The answer must be every entry, retyped without a single difference.

Material supplied:
****************************************

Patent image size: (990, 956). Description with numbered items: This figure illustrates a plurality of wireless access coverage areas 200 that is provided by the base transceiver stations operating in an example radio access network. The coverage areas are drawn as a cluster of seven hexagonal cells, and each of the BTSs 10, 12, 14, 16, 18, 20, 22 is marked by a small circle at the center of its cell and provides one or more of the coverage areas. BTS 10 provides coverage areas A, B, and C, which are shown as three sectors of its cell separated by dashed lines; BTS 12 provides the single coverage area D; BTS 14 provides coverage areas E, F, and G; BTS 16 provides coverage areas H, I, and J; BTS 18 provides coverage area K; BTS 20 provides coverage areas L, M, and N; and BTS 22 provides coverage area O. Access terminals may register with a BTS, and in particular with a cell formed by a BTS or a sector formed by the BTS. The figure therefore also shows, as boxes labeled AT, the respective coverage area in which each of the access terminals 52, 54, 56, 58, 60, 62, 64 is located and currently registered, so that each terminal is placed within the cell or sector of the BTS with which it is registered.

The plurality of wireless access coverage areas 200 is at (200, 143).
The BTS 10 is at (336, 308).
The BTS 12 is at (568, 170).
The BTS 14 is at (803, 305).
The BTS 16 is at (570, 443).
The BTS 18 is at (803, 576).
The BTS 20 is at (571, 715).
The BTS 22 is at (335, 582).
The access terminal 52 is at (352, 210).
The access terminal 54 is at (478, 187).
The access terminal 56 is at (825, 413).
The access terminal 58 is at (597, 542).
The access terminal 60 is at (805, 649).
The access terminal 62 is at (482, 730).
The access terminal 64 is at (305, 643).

****************************************

Response below:
Patent image size: (990, 956). Description with numbered items: This figure illustrates a plurality of wireless access coverage areas 200 that is provided by the base transceiver stations operating in an example radio access network. The coverage areas are drawn as a cluster of seven hexagonal cells, and each of the BTSs 10, 12, 14, 16, 18, 20, 22 is marked by a small circle at the center of its cell and provides one or more of the coverage areas. BTS 10 provides coverage areas A, B, and C, which are shown as three sectors of its cell separated by dashed lines; BTS 12 provides the single coverage area D; BTS 14 provides coverage areas E, F, and G; BTS 16 provides coverage areas H, I, and J; BTS 18 provides coverage area K; BTS 20 provides coverage areas L, M, and N; and BTS 22 provides coverage area O. Access terminals may register with a BTS, and in particular with a cell formed by a BTS or a sector formed by the BTS. The figure therefore also shows, as boxes labeled AT, the respective coverage area in which each of the access terminals 52, 54, 56, 58, 60, 62, 64 is located and currently registered, so that each terminal is placed within the cell or sector of the BTS with which it is registered.

The plurality of wireless access coverage areas 200 is at (200, 143).
The BTS 10 is at (336, 308).
The BTS 12 is at (568, 170).
The BTS 14 is at (803, 305).
The BTS 16 is at (570, 443).
The BTS 18 is at (803, 576).
The BTS 20 is at (571, 715).
The BTS 22 is at (335, 582).
The access terminal 52 is at (352, 210).
The access terminal 54 is at (478, 187).
The access terminal 56 is at (825, 413).
The access terminal 58 is at (597, 542).
The access terminal 60 is at (805, 649).
The access terminal 62 is at (482, 730).
The access terminal 64 is at (305, 643).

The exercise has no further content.